+++ Material

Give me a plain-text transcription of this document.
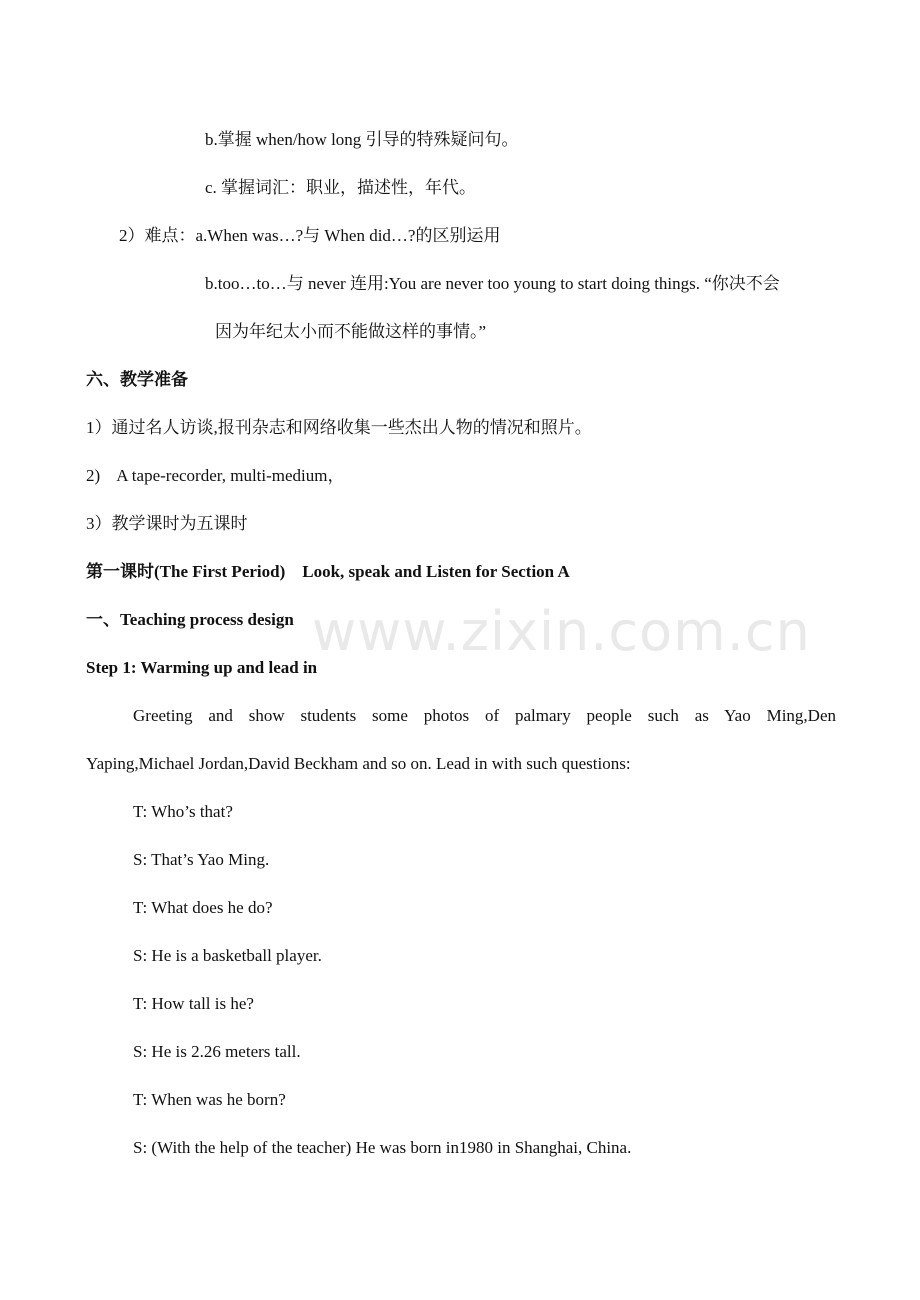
b.掌握 when/how long 引导的特殊疑问句。
c. 掌握词汇：职业，描述性，年代。
2）难点：a.When was…?与 When did…?的区别运用
b.too…to…与 never 连用:You are never too young to start doing things. “你决不会
因为年纪太小而不能做这样的事情。”
六、教学准备
1）通过名人访谈,报刊杂志和网络收集一些杰出人物的情况和照片。
2)    A tape-recorder, multi-medium，
3）教学课时为五课时
第一课时(The First Period)    Look, speak and Listen for Section A
一、Teaching process design
Step 1: Warming up and lead in
Greeting and show students some photos of palmary people such as Yao Ming,Den
Yaping,Michael Jordan,David Beckham and so on. Lead in with such questions:
T: Who’s that?
S: That’s Yao Ming.
T: What does he do?
S: He is a basketball player.
T: How tall is he?
S: He is 2.26 meters tall.
T: When was he born?
S: (With the help of the teacher) He was born in1980 in Shanghai, China.
www.zixin.com.cn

++++++

Challenge | Retype everything in the material word for word, minus pictures.

Task solution |
Give me a plain-text transcription of this document.
b.掌握 when/how long 引导的特殊疑问句。
c. 掌握词汇：职业，描述性，年代。
2）难点：a.When was…?与 When did…?的区别运用
b.too…to…与 never 连用:You are never too young to start doing things. “你决不会
因为年纪太小而不能做这样的事情。”
六、教学准备
1）通过名人访谈,报刊杂志和网络收集一些杰出人物的情况和照片。
2)    A tape-recorder, multi-medium，
3）教学课时为五课时
第一课时(The First Period)    Look, speak and Listen for Section A
一、Teaching process design
Step 1: Warming up and lead in
Greeting and show students some photos of palmary people such as Yao Ming,Den
Yaping,Michael Jordan,David Beckham and so on. Lead in with such questions:
T: Who’s that?
S: That’s Yao Ming.
T: What does he do?
S: He is a basketball player.
T: How tall is he?
S: He is 2.26 meters tall.
T: When was he born?
S: (With the help of the teacher) He was born in1980 in Shanghai, China.
www.zixin.com.cn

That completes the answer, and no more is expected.